▶ _Problem details_: Check each line below for the word "Europe", and copy those that have it.

Records from a data collection
****************************************

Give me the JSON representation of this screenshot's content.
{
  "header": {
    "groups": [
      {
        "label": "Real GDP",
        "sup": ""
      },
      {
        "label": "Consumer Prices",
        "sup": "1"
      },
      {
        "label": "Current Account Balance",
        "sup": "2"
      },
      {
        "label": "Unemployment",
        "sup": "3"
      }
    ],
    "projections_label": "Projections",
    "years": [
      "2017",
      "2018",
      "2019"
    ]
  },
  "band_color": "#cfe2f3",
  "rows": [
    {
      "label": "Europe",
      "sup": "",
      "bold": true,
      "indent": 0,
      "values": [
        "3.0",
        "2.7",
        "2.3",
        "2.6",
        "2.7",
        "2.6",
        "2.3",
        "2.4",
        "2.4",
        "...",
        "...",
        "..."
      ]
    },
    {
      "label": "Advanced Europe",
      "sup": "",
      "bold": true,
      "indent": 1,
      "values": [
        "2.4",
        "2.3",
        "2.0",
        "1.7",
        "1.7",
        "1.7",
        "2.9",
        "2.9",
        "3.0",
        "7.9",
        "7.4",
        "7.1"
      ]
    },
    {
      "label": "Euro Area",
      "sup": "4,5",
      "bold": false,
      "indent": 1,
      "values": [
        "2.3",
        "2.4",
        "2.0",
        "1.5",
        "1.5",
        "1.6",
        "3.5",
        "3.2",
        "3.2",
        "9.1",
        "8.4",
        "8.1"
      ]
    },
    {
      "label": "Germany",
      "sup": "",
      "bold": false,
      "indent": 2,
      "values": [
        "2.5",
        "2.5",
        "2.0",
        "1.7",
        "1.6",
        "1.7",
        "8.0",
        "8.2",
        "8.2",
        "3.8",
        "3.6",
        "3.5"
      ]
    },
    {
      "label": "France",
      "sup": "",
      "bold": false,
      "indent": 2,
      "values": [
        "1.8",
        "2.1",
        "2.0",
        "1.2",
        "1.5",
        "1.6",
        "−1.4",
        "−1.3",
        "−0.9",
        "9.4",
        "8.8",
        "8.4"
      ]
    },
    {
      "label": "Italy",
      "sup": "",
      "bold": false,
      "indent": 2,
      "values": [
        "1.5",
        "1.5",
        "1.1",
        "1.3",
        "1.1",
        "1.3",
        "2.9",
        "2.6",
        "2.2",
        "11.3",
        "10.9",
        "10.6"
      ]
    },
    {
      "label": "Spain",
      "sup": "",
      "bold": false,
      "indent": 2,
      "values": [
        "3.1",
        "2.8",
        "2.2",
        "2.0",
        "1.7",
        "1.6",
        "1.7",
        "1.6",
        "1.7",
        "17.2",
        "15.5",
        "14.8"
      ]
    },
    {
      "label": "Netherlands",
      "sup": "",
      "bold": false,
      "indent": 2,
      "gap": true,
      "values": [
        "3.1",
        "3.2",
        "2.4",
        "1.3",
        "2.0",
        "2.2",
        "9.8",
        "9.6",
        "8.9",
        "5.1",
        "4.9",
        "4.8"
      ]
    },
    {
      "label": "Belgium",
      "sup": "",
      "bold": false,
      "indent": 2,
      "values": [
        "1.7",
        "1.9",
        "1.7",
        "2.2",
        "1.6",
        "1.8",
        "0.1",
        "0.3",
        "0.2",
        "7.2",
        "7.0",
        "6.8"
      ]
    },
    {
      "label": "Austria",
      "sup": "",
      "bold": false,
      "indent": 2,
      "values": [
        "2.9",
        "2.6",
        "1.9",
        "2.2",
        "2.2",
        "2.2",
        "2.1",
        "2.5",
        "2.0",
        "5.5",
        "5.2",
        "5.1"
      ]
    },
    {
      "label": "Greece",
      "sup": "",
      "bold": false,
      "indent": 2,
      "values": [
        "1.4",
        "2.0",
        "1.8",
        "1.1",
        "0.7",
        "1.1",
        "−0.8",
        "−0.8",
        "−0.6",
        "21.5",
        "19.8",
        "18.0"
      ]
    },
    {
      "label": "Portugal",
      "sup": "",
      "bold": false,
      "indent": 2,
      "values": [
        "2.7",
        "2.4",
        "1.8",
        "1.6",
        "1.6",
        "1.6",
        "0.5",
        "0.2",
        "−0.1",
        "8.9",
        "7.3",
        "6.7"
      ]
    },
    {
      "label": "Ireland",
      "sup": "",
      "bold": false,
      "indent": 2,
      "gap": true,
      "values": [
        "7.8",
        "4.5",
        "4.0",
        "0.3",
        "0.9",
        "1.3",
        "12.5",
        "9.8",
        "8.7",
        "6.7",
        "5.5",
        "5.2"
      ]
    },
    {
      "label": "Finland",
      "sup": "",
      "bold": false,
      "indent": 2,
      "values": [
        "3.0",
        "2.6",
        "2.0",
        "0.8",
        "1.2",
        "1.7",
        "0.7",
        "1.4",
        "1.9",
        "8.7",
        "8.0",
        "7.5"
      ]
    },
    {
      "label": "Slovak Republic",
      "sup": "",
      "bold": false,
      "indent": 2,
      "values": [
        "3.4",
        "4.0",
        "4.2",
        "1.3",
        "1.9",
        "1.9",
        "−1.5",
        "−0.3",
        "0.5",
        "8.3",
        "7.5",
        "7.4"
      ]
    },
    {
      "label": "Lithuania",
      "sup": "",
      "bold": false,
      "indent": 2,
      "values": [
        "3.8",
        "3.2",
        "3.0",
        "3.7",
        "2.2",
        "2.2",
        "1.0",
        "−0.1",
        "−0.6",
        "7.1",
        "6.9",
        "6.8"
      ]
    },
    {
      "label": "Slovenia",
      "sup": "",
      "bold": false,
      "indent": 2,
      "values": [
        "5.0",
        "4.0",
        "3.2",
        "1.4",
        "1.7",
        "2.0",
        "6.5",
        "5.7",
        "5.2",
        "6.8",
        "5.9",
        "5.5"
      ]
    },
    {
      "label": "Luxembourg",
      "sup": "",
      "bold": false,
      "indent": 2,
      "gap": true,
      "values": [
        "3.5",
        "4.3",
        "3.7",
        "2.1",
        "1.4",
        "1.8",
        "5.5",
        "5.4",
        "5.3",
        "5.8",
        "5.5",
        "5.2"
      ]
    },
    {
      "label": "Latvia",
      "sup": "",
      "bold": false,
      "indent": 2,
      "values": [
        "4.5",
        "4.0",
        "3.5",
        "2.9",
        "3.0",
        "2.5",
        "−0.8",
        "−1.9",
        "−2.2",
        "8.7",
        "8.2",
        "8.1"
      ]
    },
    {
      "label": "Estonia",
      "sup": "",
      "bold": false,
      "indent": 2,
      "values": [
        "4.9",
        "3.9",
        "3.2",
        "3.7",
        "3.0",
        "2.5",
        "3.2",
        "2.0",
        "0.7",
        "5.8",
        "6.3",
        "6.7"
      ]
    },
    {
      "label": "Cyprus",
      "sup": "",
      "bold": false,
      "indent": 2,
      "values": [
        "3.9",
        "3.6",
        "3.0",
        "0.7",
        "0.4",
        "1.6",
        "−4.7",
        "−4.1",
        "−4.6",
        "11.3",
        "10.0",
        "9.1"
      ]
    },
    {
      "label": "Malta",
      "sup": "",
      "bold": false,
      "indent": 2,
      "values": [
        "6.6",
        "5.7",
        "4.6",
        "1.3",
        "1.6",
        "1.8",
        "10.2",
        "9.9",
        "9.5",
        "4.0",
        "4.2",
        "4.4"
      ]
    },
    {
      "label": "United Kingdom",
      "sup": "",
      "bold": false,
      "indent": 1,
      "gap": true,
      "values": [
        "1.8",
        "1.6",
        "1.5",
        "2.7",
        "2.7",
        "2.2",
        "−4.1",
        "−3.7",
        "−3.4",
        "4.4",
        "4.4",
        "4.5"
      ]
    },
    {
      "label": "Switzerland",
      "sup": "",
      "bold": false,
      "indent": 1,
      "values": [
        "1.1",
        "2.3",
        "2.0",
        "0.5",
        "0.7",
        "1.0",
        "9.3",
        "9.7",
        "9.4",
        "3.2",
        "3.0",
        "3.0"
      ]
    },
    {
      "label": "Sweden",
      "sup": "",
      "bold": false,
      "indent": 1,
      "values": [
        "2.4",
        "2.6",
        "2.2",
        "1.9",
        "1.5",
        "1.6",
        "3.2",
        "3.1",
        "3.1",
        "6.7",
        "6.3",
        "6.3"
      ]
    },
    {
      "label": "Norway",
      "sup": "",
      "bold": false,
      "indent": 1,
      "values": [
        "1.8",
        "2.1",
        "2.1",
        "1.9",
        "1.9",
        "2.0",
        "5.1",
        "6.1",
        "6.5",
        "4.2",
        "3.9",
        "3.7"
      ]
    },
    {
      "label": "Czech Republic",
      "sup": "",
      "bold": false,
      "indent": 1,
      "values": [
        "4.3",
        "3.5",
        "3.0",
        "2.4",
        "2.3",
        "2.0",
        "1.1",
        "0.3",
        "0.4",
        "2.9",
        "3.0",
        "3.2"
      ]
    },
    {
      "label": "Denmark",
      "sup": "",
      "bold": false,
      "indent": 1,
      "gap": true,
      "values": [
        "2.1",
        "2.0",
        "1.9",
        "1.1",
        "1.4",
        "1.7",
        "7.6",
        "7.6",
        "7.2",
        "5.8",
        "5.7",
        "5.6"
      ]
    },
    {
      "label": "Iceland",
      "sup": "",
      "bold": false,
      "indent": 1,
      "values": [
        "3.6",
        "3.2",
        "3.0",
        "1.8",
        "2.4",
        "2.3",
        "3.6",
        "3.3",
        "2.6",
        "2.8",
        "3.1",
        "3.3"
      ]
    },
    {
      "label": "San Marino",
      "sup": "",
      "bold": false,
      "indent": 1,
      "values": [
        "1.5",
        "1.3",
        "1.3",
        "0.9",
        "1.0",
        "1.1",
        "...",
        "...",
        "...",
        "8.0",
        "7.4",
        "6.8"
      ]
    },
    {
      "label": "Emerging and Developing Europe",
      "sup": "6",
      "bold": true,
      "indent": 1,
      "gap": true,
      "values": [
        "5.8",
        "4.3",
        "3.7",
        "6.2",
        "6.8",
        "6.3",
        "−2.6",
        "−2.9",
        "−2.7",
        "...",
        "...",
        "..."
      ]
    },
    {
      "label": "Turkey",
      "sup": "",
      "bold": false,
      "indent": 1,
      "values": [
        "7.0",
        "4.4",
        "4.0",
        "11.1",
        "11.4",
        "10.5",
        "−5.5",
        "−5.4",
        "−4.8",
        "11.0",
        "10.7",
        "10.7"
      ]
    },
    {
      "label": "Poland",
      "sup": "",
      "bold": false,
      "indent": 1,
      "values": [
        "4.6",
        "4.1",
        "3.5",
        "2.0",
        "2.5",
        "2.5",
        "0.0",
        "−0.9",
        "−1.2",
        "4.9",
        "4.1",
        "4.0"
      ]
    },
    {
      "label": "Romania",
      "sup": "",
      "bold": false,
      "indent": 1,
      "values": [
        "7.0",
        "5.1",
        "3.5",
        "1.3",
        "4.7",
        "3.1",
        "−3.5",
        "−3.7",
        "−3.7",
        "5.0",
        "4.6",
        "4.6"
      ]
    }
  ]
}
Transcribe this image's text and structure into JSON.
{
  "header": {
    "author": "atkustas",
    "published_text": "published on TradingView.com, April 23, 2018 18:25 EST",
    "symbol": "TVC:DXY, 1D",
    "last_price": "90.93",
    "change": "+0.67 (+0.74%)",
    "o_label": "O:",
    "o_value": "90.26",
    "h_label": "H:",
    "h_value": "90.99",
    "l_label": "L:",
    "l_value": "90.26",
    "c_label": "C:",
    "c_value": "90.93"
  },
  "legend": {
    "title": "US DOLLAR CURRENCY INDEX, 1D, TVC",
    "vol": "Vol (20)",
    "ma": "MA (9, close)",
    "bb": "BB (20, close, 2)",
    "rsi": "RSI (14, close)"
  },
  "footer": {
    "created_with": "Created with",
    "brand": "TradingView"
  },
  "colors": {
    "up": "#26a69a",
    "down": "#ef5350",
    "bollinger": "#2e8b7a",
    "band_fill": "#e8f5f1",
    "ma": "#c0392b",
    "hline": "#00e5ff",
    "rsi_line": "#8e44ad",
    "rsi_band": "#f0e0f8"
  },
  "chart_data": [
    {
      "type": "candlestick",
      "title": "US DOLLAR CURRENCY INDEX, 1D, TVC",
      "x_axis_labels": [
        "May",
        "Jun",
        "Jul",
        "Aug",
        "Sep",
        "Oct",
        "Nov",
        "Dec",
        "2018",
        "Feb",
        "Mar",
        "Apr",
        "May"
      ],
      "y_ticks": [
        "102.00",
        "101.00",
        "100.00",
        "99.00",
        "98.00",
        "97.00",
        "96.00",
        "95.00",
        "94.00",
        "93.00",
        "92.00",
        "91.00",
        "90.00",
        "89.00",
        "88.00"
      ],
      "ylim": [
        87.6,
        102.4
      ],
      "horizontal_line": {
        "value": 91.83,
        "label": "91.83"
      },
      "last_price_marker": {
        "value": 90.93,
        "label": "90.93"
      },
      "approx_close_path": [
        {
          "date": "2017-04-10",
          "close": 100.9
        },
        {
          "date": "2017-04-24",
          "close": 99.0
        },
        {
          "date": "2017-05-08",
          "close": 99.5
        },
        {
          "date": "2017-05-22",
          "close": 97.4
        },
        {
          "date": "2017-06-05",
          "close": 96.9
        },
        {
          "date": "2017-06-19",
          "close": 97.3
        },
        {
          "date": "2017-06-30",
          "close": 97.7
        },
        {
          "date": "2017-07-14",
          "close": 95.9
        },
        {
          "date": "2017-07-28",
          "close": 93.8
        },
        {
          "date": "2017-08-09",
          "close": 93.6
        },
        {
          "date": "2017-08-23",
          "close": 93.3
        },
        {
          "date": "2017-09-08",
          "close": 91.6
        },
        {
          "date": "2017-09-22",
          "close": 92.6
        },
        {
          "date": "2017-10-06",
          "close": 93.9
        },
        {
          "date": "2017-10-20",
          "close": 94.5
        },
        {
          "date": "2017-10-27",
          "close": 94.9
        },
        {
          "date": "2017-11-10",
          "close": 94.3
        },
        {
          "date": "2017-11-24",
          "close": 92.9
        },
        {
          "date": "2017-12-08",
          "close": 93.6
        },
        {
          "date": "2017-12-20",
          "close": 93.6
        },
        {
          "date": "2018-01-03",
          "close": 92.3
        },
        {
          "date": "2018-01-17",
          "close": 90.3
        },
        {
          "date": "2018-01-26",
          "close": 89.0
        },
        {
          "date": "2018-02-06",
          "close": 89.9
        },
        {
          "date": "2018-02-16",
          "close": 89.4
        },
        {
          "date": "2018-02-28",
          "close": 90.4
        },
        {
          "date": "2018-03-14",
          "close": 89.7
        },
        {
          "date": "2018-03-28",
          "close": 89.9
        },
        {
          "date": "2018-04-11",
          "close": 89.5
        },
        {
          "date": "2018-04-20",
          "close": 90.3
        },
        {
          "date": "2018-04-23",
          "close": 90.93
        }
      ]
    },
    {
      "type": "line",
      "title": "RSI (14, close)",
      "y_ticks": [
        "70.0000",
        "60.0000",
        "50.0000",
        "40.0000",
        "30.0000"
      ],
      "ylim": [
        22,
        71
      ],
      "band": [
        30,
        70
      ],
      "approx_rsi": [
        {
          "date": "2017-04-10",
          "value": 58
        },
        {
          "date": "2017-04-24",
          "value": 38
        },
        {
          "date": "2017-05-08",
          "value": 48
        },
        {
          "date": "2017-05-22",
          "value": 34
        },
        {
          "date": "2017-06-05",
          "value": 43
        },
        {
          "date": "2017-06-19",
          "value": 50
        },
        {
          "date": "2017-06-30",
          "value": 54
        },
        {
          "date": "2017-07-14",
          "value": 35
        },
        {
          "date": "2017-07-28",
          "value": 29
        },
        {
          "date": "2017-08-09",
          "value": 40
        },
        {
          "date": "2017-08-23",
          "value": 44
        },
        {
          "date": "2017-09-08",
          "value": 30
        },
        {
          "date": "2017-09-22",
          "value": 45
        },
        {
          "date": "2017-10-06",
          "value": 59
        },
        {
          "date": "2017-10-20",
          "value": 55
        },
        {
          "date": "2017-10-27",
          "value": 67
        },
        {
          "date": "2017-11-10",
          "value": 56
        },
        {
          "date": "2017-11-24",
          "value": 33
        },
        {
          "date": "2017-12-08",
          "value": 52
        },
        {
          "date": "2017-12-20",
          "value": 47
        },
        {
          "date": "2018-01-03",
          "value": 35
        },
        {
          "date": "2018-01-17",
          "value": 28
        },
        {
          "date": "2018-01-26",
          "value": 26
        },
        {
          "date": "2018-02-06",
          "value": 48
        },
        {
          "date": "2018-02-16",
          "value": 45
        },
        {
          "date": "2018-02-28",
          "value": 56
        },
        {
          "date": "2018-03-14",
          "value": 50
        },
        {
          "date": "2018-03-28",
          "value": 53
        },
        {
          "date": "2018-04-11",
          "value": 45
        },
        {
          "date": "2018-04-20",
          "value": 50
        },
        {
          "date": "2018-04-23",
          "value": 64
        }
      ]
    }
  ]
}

****************************************

▶ _Solution for this problem_:
      "label": "Europe",
      "label": "Advanced Europe",
      "label": "Emerging and Developing Europe",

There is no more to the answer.